§ Problem statement
Exactly reproduce the lines that follow.

§ Exercise data
--- start ---
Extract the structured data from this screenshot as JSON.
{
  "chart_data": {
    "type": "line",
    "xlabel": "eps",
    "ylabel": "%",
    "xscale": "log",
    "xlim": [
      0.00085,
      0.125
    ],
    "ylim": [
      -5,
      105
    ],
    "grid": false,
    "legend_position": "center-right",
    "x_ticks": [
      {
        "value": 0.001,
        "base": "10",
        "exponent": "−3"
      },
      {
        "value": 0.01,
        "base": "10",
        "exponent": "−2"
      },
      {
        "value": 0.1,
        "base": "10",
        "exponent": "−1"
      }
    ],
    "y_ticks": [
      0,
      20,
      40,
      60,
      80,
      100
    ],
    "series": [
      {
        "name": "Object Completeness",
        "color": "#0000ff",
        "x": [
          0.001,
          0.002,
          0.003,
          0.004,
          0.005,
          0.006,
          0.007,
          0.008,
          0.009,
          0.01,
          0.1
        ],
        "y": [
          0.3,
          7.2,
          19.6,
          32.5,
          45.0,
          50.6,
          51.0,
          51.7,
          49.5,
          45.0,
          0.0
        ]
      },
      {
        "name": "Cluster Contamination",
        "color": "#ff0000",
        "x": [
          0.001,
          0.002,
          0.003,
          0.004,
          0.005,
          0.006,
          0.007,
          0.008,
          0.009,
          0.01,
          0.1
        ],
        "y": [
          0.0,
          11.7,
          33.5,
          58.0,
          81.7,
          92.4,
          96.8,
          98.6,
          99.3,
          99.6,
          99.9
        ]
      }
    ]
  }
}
--- end ---
§ Response
Extract the structured data from this screenshot as JSON.
{
  "chart_data": {
    "type": "line",
    "xlabel": "eps",
    "ylabel": "%",
    "xscale": "log",
    "xlim": [
      0.00085,
      0.125
    ],
    "ylim": [
      -5,
      105
    ],
    "grid": false,
    "legend_position": "center-right",
    "x_ticks": [
      {
        "value": 0.001,
        "base": "10",
        "exponent": "−3"
      },
      {
        "value": 0.01,
        "base": "10",
        "exponent": "−2"
      },
      {
        "value": 0.1,
        "base": "10",
        "exponent": "−1"
      }
    ],
    "y_ticks": [
      0,
      20,
      40,
      60,
      80,
      100
    ],
    "series": [
      {
        "name": "Object Completeness",
        "color": "#0000ff",
        "x": [
          0.001,
          0.002,
          0.003,
          0.004,
          0.005,
          0.006,
          0.007,
          0.008,
          0.009,
          0.01,
          0.1
        ],
        "y": [
          0.3,
          7.2,
          19.6,
          32.5,
          45.0,
          50.6,
          51.0,
          51.7,
          49.5,
          45.0,
          0.0
        ]
      },
      {
        "name": "Cluster Contamination",
        "color": "#ff0000",
        "x": [
          0.001,
          0.002,
          0.003,
          0.004,
          0.005,
          0.006,
          0.007,
          0.008,
          0.009,
          0.01,
          0.1
        ],
        "y": [
          0.0,
          11.7,
          33.5,
          58.0,
          81.7,
          92.4,
          96.8,
          98.6,
          99.3,
          99.6,
          99.9
        ]
      }
    ]
  }
}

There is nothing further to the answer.